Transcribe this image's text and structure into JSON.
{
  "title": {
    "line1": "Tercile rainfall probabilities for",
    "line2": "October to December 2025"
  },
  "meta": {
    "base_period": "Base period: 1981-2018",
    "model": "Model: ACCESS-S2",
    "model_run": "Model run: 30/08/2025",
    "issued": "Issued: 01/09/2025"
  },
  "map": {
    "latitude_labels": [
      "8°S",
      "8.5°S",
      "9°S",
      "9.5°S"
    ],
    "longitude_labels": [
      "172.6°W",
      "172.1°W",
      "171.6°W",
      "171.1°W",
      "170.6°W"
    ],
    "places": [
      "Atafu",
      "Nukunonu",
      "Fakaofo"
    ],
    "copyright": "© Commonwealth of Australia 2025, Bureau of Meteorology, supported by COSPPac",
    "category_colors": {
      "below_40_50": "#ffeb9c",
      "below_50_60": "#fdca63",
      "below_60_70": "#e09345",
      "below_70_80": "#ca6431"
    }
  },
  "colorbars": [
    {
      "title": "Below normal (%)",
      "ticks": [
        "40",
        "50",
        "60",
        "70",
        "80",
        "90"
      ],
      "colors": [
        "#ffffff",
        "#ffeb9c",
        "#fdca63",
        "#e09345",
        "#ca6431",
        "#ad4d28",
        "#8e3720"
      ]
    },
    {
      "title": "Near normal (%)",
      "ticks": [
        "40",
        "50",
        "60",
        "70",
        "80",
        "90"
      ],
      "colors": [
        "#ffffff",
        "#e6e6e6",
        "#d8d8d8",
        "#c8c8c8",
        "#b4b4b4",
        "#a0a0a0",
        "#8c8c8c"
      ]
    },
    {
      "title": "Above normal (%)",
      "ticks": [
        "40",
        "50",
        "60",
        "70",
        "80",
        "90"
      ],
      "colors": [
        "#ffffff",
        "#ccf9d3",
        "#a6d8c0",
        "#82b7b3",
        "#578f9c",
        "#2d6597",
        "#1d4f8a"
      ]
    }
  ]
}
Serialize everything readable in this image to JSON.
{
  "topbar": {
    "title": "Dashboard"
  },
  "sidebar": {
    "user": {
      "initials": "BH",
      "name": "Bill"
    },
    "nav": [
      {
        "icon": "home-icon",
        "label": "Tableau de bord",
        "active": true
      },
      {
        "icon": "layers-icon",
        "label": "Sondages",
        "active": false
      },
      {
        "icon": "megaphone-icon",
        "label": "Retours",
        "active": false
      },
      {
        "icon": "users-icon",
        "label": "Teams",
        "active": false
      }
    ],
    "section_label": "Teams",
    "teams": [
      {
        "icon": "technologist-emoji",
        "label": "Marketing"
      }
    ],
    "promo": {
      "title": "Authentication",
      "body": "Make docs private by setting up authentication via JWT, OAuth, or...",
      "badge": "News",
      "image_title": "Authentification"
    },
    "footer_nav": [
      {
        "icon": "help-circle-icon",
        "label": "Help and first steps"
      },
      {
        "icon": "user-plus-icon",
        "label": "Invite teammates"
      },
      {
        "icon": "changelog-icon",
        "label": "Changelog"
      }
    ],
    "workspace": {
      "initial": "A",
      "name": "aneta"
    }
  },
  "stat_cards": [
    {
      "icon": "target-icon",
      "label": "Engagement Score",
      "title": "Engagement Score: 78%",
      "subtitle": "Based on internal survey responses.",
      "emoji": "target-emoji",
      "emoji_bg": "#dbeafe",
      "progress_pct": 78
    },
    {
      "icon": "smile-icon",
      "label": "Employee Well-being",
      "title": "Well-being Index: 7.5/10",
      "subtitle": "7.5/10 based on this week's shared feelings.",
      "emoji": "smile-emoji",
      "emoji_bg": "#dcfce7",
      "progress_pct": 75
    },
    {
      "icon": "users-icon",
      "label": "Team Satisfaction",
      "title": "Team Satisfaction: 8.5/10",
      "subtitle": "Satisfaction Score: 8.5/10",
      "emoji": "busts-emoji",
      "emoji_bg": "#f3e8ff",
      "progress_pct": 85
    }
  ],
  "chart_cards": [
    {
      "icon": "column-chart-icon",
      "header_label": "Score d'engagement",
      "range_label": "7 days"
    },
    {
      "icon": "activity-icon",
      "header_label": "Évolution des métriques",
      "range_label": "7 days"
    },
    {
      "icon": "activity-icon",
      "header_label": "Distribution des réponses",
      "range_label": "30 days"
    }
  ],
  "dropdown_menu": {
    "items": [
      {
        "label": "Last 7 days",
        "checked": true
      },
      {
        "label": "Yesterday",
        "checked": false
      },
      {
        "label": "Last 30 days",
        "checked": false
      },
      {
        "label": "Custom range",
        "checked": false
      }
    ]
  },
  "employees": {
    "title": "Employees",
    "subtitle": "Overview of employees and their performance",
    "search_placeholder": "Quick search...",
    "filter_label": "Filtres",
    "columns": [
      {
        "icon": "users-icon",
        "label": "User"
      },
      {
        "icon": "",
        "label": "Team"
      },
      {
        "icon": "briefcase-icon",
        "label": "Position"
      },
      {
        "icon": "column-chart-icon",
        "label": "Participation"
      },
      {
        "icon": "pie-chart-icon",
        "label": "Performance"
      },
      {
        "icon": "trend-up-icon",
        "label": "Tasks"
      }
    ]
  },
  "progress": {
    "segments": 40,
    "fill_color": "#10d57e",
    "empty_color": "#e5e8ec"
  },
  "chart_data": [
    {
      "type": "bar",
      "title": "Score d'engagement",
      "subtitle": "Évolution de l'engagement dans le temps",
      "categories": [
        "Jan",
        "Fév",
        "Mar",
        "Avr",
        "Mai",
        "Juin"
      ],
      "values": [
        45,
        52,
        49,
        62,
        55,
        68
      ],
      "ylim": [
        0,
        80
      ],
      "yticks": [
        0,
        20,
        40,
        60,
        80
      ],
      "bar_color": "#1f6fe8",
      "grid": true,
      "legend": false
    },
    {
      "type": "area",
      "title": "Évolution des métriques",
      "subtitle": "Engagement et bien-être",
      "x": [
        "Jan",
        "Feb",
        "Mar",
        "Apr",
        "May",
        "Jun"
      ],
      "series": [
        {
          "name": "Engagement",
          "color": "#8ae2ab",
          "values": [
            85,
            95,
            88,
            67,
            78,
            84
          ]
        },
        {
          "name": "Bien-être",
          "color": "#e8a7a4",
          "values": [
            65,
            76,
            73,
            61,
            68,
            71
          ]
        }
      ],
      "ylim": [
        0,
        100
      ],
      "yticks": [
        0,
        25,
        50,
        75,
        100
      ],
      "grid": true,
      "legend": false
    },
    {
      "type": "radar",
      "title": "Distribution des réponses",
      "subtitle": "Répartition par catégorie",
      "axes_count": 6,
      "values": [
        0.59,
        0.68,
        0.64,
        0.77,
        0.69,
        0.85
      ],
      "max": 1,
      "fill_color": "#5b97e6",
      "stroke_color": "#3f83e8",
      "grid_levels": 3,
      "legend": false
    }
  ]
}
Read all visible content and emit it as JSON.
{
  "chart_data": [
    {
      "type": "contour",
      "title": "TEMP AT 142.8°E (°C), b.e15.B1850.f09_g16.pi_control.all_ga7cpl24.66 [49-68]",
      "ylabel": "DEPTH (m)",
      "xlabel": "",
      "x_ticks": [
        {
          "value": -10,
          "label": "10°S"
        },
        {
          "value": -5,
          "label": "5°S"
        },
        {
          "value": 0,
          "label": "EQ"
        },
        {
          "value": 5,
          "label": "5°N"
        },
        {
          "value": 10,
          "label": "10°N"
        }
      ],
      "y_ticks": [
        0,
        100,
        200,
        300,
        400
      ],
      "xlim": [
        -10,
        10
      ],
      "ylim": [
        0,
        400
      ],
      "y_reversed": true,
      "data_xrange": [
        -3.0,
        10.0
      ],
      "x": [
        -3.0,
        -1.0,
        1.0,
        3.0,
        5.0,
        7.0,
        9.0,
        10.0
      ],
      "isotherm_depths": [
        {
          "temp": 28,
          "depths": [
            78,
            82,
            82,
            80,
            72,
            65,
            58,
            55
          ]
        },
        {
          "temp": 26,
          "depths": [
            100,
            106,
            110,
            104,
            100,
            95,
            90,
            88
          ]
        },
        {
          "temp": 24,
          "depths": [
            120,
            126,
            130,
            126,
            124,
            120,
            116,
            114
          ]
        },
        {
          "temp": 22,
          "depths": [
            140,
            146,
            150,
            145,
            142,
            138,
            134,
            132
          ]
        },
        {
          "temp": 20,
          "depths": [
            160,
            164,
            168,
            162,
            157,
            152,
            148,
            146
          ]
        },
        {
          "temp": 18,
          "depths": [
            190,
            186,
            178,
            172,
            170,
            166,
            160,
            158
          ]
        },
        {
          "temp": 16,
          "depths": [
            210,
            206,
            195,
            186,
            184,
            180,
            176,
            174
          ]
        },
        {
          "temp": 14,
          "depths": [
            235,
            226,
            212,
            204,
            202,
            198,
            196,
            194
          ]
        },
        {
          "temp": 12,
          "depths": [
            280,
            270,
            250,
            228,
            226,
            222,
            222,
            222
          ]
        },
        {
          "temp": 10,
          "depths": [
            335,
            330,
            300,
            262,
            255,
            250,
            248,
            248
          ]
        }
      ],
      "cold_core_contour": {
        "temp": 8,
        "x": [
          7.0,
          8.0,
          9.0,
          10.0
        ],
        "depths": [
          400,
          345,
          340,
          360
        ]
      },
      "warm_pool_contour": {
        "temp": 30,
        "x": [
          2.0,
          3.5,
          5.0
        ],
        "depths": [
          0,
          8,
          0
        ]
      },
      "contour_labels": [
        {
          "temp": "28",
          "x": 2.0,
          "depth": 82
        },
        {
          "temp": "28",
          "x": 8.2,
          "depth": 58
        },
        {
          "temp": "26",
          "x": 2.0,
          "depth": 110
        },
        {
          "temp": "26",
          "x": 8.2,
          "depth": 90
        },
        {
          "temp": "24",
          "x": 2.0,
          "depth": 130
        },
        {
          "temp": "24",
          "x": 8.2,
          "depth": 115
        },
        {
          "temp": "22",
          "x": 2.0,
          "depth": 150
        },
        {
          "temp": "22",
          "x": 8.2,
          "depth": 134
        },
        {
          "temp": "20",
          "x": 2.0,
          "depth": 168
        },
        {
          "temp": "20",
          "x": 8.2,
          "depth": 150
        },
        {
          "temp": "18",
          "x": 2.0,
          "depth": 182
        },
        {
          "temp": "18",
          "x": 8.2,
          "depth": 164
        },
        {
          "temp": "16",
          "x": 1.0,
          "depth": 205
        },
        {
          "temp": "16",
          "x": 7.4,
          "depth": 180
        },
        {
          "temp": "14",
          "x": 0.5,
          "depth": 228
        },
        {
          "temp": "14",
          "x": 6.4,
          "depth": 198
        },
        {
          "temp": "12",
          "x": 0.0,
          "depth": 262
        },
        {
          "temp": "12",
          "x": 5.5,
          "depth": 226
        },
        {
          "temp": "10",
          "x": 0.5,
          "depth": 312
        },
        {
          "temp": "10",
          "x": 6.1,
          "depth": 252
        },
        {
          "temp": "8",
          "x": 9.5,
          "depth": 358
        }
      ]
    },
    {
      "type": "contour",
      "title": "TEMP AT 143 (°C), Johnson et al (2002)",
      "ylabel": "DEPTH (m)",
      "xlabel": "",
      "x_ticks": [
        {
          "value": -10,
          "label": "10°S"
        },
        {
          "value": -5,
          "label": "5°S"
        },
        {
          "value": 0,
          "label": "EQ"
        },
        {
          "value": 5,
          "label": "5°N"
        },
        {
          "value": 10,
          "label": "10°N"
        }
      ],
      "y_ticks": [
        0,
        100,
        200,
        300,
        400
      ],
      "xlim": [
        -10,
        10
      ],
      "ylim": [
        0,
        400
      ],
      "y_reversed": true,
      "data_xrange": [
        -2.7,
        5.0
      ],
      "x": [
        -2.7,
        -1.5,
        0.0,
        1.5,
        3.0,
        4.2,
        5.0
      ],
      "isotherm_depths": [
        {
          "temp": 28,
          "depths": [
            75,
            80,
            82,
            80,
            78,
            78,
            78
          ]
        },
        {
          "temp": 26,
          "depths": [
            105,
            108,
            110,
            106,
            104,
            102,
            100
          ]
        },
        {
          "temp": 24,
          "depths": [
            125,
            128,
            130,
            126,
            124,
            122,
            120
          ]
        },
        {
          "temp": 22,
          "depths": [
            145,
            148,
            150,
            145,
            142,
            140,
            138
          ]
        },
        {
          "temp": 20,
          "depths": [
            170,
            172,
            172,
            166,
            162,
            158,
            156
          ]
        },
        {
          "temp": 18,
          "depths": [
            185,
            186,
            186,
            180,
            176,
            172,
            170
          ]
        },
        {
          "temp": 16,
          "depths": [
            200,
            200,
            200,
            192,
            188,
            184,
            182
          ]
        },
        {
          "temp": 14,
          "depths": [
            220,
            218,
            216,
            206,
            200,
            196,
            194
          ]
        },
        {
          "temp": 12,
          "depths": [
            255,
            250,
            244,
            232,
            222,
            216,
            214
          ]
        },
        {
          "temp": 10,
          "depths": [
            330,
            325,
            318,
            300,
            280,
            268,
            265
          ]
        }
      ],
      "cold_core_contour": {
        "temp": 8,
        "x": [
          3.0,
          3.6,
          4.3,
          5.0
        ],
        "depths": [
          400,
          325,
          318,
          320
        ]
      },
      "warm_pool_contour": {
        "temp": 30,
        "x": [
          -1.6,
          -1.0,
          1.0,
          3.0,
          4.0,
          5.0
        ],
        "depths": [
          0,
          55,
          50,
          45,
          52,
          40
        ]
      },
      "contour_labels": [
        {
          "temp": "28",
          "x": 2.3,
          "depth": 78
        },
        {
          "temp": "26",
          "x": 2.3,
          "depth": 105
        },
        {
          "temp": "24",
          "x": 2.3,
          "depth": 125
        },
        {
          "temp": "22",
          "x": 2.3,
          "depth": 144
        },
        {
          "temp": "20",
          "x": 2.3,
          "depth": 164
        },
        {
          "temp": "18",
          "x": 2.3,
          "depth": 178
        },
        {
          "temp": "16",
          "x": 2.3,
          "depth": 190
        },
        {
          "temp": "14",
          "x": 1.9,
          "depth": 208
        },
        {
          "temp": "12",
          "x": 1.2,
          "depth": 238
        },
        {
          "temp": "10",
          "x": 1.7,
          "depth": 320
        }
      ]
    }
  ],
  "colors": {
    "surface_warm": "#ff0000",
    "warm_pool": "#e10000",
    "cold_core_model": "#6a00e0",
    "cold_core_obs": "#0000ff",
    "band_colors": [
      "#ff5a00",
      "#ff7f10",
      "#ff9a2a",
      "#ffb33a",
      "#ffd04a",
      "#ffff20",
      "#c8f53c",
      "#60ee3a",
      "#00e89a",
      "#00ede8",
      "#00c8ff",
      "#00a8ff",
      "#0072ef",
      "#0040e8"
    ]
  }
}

--------------------

WORK TO COMPLETE → Scan the material above for the string "subtitle" and return the lines that hold it.

WRITTEN ANSWER →
      "subtitle": "Based on internal survey responses.",
      "subtitle": "7.5/10 based on this week's shared feelings.",
      "subtitle": "Satisfaction Score: 8.5/10",
    "subtitle": "Overview of employees and their performance",
      "subtitle": "Évolution de l'engagement dans le temps",
      "subtitle": "Engagement et bien-être",
      "subtitle": "Répartition par catégorie",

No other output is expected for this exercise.